• _Work to do_: The data below needs to be returned exactly, line for line.

>> Begin

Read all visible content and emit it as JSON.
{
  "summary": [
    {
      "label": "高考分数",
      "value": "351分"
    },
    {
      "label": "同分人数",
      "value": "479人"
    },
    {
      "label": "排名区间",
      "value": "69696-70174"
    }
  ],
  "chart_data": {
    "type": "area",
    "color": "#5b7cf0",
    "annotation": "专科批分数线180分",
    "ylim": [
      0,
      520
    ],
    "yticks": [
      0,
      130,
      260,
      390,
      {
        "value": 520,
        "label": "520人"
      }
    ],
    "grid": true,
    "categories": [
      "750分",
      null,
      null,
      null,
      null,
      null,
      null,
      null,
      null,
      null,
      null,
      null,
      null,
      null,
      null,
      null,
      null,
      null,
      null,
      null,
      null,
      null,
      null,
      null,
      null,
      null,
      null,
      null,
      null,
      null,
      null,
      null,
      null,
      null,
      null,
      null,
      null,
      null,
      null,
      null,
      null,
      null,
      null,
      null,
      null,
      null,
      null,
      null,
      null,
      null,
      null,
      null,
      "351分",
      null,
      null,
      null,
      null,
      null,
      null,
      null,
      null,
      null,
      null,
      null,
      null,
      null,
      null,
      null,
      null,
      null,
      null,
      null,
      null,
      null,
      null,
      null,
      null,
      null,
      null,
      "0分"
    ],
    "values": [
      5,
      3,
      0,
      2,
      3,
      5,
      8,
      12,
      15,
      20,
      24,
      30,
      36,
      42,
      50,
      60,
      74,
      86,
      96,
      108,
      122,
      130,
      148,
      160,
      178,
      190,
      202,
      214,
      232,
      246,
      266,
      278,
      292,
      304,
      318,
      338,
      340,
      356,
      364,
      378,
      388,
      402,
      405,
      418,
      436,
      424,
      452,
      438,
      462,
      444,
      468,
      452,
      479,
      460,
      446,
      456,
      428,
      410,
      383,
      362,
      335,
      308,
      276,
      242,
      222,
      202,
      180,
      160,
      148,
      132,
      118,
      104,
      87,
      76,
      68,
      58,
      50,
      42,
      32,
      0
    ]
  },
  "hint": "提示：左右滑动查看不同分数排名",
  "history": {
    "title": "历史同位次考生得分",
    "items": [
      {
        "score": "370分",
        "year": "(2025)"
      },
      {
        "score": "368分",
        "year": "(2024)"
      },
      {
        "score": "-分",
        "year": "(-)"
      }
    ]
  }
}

>> End

• _Exercise response_:
Read all visible content and emit it as JSON.
{
  "summary": [
    {
      "label": "高考分数",
      "value": "351分"
    },
    {
      "label": "同分人数",
      "value": "479人"
    },
    {
      "label": "排名区间",
      "value": "69696-70174"
    }
  ],
  "chart_data": {
    "type": "area",
    "color": "#5b7cf0",
    "annotation": "专科批分数线180分",
    "ylim": [
      0,
      520
    ],
    "yticks": [
      0,
      130,
      260,
      390,
      {
        "value": 520,
        "label": "520人"
      }
    ],
    "grid": true,
    "categories": [
      "750分",
      null,
      null,
      null,
      null,
      null,
      null,
      null,
      null,
      null,
      null,
      null,
      null,
      null,
      null,
      null,
      null,
      null,
      null,
      null,
      null,
      null,
      null,
      null,
      null,
      null,
      null,
      null,
      null,
      null,
      null,
      null,
      null,
      null,
      null,
      null,
      null,
      null,
      null,
      null,
      null,
      null,
      null,
      null,
      null,
      null,
      null,
      null,
      null,
      null,
      null,
      null,
      "351分",
      null,
      null,
      null,
      null,
      null,
      null,
      null,
      null,
      null,
      null,
      null,
      null,
      null,
      null,
      null,
      null,
      null,
      null,
      null,
      null,
      null,
      null,
      null,
      null,
      null,
      null,
      "0分"
    ],
    "values": [
      5,
      3,
      0,
      2,
      3,
      5,
      8,
      12,
      15,
      20,
      24,
      30,
      36,
      42,
      50,
      60,
      74,
      86,
      96,
      108,
      122,
      130,
      148,
      160,
      178,
      190,
      202,
      214,
      232,
      246,
      266,
      278,
      292,
      304,
      318,
      338,
      340,
      356,
      364,
      378,
      388,
      402,
      405,
      418,
      436,
      424,
      452,
      438,
      462,
      444,
      468,
      452,
      479,
      460,
      446,
      456,
      428,
      410,
      383,
      362,
      335,
      308,
      276,
      242,
      222,
      202,
      180,
      160,
      148,
      132,
      118,
      104,
      87,
      76,
      68,
      58,
      50,
      42,
      32,
      0
    ]
  },
  "hint": "提示：左右滑动查看不同分数排名",
  "history": {
    "title": "历史同位次考生得分",
    "items": [
      {
        "score": "370分",
        "year": "(2025)"
      },
      {
        "score": "368分",
        "year": "(2024)"
      },
      {
        "score": "-分",
        "year": "(-)"
      }
    ]
  }
}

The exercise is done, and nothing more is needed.